• _Directions for this task_
Would you transcribe the listing that follows, character for character, and omit its images?

• _Information given_
START

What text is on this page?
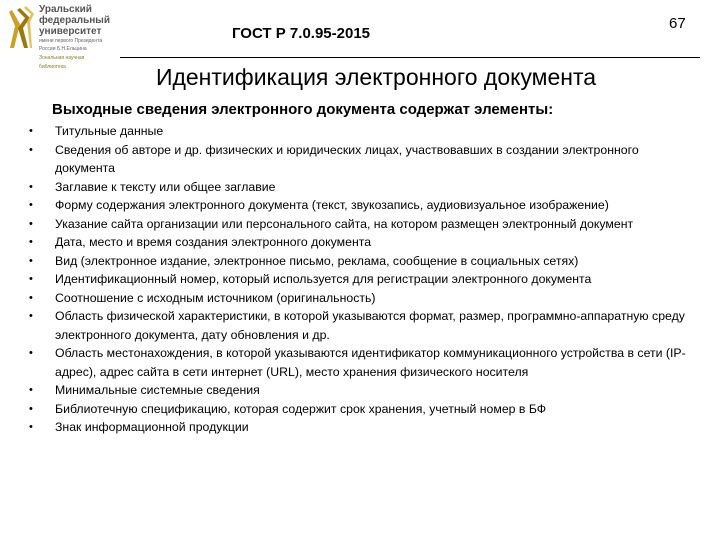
Уральский
федеральный
университет
имени первого Президента
России Б.Н.Ельцина
Зональная научная
библиотека
ГОСТ Р 7.0.95-2015
67
Идентификация электронного документа
Выходные сведения электронного документа содержат элементы:
• Титульные данные
• Сведения об авторе и др. физических и юридических лицах, участвовавших в создании электронного документа
• Заглавие к тексту или общее заглавие
• Форму содержания электронного документа (текст, звукозапись, аудиовизуальное изображение)
• Указание сайта организации или персонального сайта, на котором размещен электронный документ
• Дата, место и время создания электронного документа
• Вид (электронное издание, электронное письмо, реклама, сообщение в социальных сетях)
• Идентификационный номер, который используется для регистрации электронного документа
• Соотношение с исходным источником (оригинальность)
• Область физической характеристики, в которой указываются формат, размер, программно-аппаратную среду электронного документа, дату обновления и др.
• Область местонахождения, в которой указываются идентификатор коммуникационного устройства в сети (IP-адрес), адрес сайта в сети интернет (URL), место хранения физического носителя
• Минимальные системные сведения
• Библиотечную спецификацию, которая содержит срок хранения, учетный номер в БФ
• Знак информационной продукции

END

• _Final result_
What text is on this page?
Уральский
федеральный
университет
имени первого Президента
России Б.Н.Ельцина
Зональная научная
библиотека
ГОСТ Р 7.0.95-2015
67
Идентификация электронного документа
Выходные сведения электронного документа содержат элементы:
• Титульные данные
• Сведения об авторе и др. физических и юридических лицах, участвовавших в создании электронного документа
• Заглавие к тексту или общее заглавие
• Форму содержания электронного документа (текст, звукозапись, аудиовизуальное изображение)
• Указание сайта организации или персонального сайта, на котором размещен электронный документ
• Дата, место и время создания электронного документа
• Вид (электронное издание, электронное письмо, реклама, сообщение в социальных сетях)
• Идентификационный номер, который используется для регистрации электронного документа
• Соотношение с исходным источником (оригинальность)
• Область физической характеристики, в которой указываются формат, размер, программно-аппаратную среду электронного документа, дату обновления и др.
• Область местонахождения, в которой указываются идентификатор коммуникационного устройства в сети (IP-адрес), адрес сайта в сети интернет (URL), место хранения физического носителя
• Минимальные системные сведения
• Библиотечную спецификацию, которая содержит срок хранения, учетный номер в БФ
• Знак информационной продукции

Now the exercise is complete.